---------- Recorded data ----------

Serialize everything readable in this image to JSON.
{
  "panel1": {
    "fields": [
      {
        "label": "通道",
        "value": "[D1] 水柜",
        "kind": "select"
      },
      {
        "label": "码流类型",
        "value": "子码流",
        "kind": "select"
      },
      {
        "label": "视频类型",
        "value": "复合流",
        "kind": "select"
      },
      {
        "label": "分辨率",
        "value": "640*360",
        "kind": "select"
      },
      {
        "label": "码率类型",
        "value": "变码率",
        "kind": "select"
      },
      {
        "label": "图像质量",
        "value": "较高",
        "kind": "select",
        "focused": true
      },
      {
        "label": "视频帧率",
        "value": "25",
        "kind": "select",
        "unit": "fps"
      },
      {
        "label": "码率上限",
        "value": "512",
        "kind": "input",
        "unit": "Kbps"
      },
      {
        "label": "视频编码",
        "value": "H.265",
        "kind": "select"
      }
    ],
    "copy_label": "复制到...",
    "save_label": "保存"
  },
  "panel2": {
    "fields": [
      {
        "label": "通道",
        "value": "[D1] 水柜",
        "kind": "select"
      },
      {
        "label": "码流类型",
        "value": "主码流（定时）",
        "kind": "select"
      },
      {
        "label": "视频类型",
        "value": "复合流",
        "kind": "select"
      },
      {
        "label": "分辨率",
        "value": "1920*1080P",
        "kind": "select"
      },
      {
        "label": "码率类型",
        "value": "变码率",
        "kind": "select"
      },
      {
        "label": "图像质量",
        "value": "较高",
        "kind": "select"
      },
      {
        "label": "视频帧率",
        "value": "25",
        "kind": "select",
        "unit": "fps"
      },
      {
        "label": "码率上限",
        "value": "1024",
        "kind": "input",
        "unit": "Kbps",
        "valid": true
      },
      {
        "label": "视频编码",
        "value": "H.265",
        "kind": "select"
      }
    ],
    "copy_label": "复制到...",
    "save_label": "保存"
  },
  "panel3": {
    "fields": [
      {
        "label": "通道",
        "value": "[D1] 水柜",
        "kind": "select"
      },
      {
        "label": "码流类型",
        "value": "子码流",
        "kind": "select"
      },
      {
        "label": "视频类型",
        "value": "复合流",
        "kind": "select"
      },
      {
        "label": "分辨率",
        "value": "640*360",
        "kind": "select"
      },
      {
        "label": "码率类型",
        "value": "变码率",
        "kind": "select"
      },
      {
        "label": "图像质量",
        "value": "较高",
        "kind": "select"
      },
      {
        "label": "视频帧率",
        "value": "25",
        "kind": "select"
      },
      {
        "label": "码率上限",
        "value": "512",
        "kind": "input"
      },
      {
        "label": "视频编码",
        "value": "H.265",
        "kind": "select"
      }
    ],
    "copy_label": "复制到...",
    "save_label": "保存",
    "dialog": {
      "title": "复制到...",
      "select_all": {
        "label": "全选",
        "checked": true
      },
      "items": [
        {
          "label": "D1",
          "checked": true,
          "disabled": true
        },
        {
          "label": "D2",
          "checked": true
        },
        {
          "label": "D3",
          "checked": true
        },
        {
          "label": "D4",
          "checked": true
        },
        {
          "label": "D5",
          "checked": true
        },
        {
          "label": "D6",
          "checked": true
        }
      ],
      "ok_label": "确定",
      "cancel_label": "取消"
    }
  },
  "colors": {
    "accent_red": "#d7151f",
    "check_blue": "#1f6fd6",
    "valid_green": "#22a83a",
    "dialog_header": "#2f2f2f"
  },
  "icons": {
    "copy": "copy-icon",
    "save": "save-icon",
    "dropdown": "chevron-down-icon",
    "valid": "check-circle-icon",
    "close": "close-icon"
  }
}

----------

Reproduce each entry from the records above, character for character.

Serialize everything readable in this image to JSON.
{
  "panel1": {
    "fields": [
      {
        "label": "通道",
        "value": "[D1] 水柜",
        "kind": "select"
      },
      {
        "label": "码流类型",
        "value": "子码流",
        "kind": "select"
      },
      {
        "label": "视频类型",
        "value": "复合流",
        "kind": "select"
      },
      {
        "label": "分辨率",
        "value": "640*360",
        "kind": "select"
      },
      {
        "label": "码率类型",
        "value": "变码率",
        "kind": "select"
      },
      {
        "label": "图像质量",
        "value": "较高",
        "kind": "select",
        "focused": true
      },
      {
        "label": "视频帧率",
        "value": "25",
        "kind": "select",
        "unit": "fps"
      },
      {
        "label": "码率上限",
        "value": "512",
        "kind": "input",
        "unit": "Kbps"
      },
      {
        "label": "视频编码",
        "value": "H.265",
        "kind": "select"
      }
    ],
    "copy_label": "复制到...",
    "save_label": "保存"
  },
  "panel2": {
    "fields": [
      {
        "label": "通道",
        "value": "[D1] 水柜",
        "kind": "select"
      },
      {
        "label": "码流类型",
        "value": "主码流（定时）",
        "kind": "select"
      },
      {
        "label": "视频类型",
        "value": "复合流",
        "kind": "select"
      },
      {
        "label": "分辨率",
        "value": "1920*1080P",
        "kind": "select"
      },
      {
        "label": "码率类型",
        "value": "变码率",
        "kind": "select"
      },
      {
        "label": "图像质量",
        "value": "较高",
        "kind": "select"
      },
      {
        "label": "视频帧率",
        "value": "25",
        "kind": "select",
        "unit": "fps"
      },
      {
        "label": "码率上限",
        "value": "1024",
        "kind": "input",
        "unit": "Kbps",
        "valid": true
      },
      {
        "label": "视频编码",
        "value": "H.265",
        "kind": "select"
      }
    ],
    "copy_label": "复制到...",
    "save_label": "保存"
  },
  "panel3": {
    "fields": [
      {
        "label": "通道",
        "value": "[D1] 水柜",
        "kind": "select"
      },
      {
        "label": "码流类型",
        "value": "子码流",
        "kind": "select"
      },
      {
        "label": "视频类型",
        "value": "复合流",
        "kind": "select"
      },
      {
        "label": "分辨率",
        "value": "640*360",
        "kind": "select"
      },
      {
        "label": "码率类型",
        "value": "变码率",
        "kind": "select"
      },
      {
        "label": "图像质量",
        "value": "较高",
        "kind": "select"
      },
      {
        "label": "视频帧率",
        "value": "25",
        "kind": "select"
      },
      {
        "label": "码率上限",
        "value": "512",
        "kind": "input"
      },
      {
        "label": "视频编码",
        "value": "H.265",
        "kind": "select"
      }
    ],
    "copy_label": "复制到...",
    "save_label": "保存",
    "dialog": {
      "title": "复制到...",
      "select_all": {
        "label": "全选",
        "checked": true
      },
      "items": [
        {
          "label": "D1",
          "checked": true,
          "disabled": true
        },
        {
          "label": "D2",
          "checked": true
        },
        {
          "label": "D3",
          "checked": true
        },
        {
          "label": "D4",
          "checked": true
        },
        {
          "label": "D5",
          "checked": true
        },
        {
          "label": "D6",
          "checked": true
        }
      ],
      "ok_label": "确定",
      "cancel_label": "取消"
    }
  },
  "colors": {
    "accent_red": "#d7151f",
    "check_blue": "#1f6fd6",
    "valid_green": "#22a83a",
    "dialog_header": "#2f2f2f"
  },
  "icons": {
    "copy": "copy-icon",
    "save": "save-icon",
    "dropdown": "chevron-down-icon",
    "valid": "check-circle-icon",
    "close": "close-icon"
  }
}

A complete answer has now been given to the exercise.